[Directions]:
Output all of the entries below precisely as written.

[Records from a dataset]:
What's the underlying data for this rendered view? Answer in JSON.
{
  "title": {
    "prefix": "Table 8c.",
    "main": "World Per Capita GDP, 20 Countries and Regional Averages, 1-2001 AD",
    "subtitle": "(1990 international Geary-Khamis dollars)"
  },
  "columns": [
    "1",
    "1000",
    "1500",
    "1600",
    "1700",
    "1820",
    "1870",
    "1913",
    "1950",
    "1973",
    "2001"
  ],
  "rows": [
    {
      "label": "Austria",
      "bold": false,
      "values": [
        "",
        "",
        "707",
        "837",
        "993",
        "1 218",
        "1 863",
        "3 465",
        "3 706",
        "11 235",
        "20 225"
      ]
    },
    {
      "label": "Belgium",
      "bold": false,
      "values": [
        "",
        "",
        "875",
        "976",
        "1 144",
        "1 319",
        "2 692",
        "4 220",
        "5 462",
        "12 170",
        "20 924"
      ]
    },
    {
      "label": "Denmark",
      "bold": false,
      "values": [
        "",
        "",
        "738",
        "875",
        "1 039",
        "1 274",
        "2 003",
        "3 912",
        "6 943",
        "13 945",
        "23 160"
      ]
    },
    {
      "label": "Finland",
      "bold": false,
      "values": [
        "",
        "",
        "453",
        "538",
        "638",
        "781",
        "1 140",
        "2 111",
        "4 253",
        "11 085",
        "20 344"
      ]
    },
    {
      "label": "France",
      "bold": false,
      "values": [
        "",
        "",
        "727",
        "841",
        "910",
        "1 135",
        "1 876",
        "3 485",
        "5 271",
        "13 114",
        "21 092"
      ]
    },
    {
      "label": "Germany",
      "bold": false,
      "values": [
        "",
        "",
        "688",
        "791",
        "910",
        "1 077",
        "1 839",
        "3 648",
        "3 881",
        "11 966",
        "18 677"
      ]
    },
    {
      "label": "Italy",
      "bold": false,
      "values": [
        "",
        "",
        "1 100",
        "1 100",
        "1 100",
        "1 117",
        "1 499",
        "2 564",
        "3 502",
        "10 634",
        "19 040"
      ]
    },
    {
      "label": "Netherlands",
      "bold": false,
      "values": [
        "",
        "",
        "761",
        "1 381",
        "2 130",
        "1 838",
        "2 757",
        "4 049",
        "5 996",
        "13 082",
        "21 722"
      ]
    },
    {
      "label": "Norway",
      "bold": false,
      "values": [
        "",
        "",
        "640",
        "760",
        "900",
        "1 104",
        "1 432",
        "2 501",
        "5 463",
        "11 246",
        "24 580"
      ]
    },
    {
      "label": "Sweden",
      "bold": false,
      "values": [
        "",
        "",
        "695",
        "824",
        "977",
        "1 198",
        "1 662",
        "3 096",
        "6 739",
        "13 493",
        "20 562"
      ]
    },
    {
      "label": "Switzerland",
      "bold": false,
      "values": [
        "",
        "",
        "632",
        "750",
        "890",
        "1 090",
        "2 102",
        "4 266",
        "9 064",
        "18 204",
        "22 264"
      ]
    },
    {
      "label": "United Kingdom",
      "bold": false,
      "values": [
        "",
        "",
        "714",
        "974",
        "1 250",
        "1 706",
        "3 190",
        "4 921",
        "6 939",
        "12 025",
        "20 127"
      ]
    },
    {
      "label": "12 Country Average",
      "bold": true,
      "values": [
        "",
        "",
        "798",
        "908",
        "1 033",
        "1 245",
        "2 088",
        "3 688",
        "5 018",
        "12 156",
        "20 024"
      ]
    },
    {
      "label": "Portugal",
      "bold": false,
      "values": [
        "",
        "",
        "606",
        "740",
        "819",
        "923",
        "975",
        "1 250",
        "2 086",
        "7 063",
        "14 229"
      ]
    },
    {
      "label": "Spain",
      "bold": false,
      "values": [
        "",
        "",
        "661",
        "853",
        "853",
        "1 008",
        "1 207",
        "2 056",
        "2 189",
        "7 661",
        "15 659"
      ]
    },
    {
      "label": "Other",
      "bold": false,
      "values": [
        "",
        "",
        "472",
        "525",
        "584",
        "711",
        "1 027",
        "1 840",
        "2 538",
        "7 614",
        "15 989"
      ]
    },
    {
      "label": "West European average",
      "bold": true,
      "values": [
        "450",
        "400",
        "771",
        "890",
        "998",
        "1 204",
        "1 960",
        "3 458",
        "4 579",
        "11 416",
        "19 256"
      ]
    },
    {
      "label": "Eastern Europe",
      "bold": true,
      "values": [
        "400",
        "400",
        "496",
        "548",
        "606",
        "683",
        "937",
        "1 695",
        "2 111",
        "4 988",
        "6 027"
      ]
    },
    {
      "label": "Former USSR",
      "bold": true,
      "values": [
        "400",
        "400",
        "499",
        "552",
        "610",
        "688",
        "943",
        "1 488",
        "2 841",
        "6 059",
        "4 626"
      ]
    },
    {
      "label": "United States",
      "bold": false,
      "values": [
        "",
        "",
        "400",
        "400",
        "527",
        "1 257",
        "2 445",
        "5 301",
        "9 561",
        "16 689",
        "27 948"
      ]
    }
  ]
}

[Output of the exercise]:
What's the underlying data for this rendered view? Answer in JSON.
{
  "title": {
    "prefix": "Table 8c.",
    "main": "World Per Capita GDP, 20 Countries and Regional Averages, 1-2001 AD",
    "subtitle": "(1990 international Geary-Khamis dollars)"
  },
  "columns": [
    "1",
    "1000",
    "1500",
    "1600",
    "1700",
    "1820",
    "1870",
    "1913",
    "1950",
    "1973",
    "2001"
  ],
  "rows": [
    {
      "label": "Austria",
      "bold": false,
      "values": [
        "",
        "",
        "707",
        "837",
        "993",
        "1 218",
        "1 863",
        "3 465",
        "3 706",
        "11 235",
        "20 225"
      ]
    },
    {
      "label": "Belgium",
      "bold": false,
      "values": [
        "",
        "",
        "875",
        "976",
        "1 144",
        "1 319",
        "2 692",
        "4 220",
        "5 462",
        "12 170",
        "20 924"
      ]
    },
    {
      "label": "Denmark",
      "bold": false,
      "values": [
        "",
        "",
        "738",
        "875",
        "1 039",
        "1 274",
        "2 003",
        "3 912",
        "6 943",
        "13 945",
        "23 160"
      ]
    },
    {
      "label": "Finland",
      "bold": false,
      "values": [
        "",
        "",
        "453",
        "538",
        "638",
        "781",
        "1 140",
        "2 111",
        "4 253",
        "11 085",
        "20 344"
      ]
    },
    {
      "label": "France",
      "bold": false,
      "values": [
        "",
        "",
        "727",
        "841",
        "910",
        "1 135",
        "1 876",
        "3 485",
        "5 271",
        "13 114",
        "21 092"
      ]
    },
    {
      "label": "Germany",
      "bold": false,
      "values": [
        "",
        "",
        "688",
        "791",
        "910",
        "1 077",
        "1 839",
        "3 648",
        "3 881",
        "11 966",
        "18 677"
      ]
    },
    {
      "label": "Italy",
      "bold": false,
      "values": [
        "",
        "",
        "1 100",
        "1 100",
        "1 100",
        "1 117",
        "1 499",
        "2 564",
        "3 502",
        "10 634",
        "19 040"
      ]
    },
    {
      "label": "Netherlands",
      "bold": false,
      "values": [
        "",
        "",
        "761",
        "1 381",
        "2 130",
        "1 838",
        "2 757",
        "4 049",
        "5 996",
        "13 082",
        "21 722"
      ]
    },
    {
      "label": "Norway",
      "bold": false,
      "values": [
        "",
        "",
        "640",
        "760",
        "900",
        "1 104",
        "1 432",
        "2 501",
        "5 463",
        "11 246",
        "24 580"
      ]
    },
    {
      "label": "Sweden",
      "bold": false,
      "values": [
        "",
        "",
        "695",
        "824",
        "977",
        "1 198",
        "1 662",
        "3 096",
        "6 739",
        "13 493",
        "20 562"
      ]
    },
    {
      "label": "Switzerland",
      "bold": false,
      "values": [
        "",
        "",
        "632",
        "750",
        "890",
        "1 090",
        "2 102",
        "4 266",
        "9 064",
        "18 204",
        "22 264"
      ]
    },
    {
      "label": "United Kingdom",
      "bold": false,
      "values": [
        "",
        "",
        "714",
        "974",
        "1 250",
        "1 706",
        "3 190",
        "4 921",
        "6 939",
        "12 025",
        "20 127"
      ]
    },
    {
      "label": "12 Country Average",
      "bold": true,
      "values": [
        "",
        "",
        "798",
        "908",
        "1 033",
        "1 245",
        "2 088",
        "3 688",
        "5 018",
        "12 156",
        "20 024"
      ]
    },
    {
      "label": "Portugal",
      "bold": false,
      "values": [
        "",
        "",
        "606",
        "740",
        "819",
        "923",
        "975",
        "1 250",
        "2 086",
        "7 063",
        "14 229"
      ]
    },
    {
      "label": "Spain",
      "bold": false,
      "values": [
        "",
        "",
        "661",
        "853",
        "853",
        "1 008",
        "1 207",
        "2 056",
        "2 189",
        "7 661",
        "15 659"
      ]
    },
    {
      "label": "Other",
      "bold": false,
      "values": [
        "",
        "",
        "472",
        "525",
        "584",
        "711",
        "1 027",
        "1 840",
        "2 538",
        "7 614",
        "15 989"
      ]
    },
    {
      "label": "West European average",
      "bold": true,
      "values": [
        "450",
        "400",
        "771",
        "890",
        "998",
        "1 204",
        "1 960",
        "3 458",
        "4 579",
        "11 416",
        "19 256"
      ]
    },
    {
      "label": "Eastern Europe",
      "bold": true,
      "values": [
        "400",
        "400",
        "496",
        "548",
        "606",
        "683",
        "937",
        "1 695",
        "2 111",
        "4 988",
        "6 027"
      ]
    },
    {
      "label": "Former USSR",
      "bold": true,
      "values": [
        "400",
        "400",
        "499",
        "552",
        "610",
        "688",
        "943",
        "1 488",
        "2 841",
        "6 059",
        "4 626"
      ]
    },
    {
      "label": "United States",
      "bold": false,
      "values": [
        "",
        "",
        "400",
        "400",
        "527",
        "1 257",
        "2 445",
        "5 301",
        "9 561",
        "16 689",
        "27 948"
      ]
    }
  ]
}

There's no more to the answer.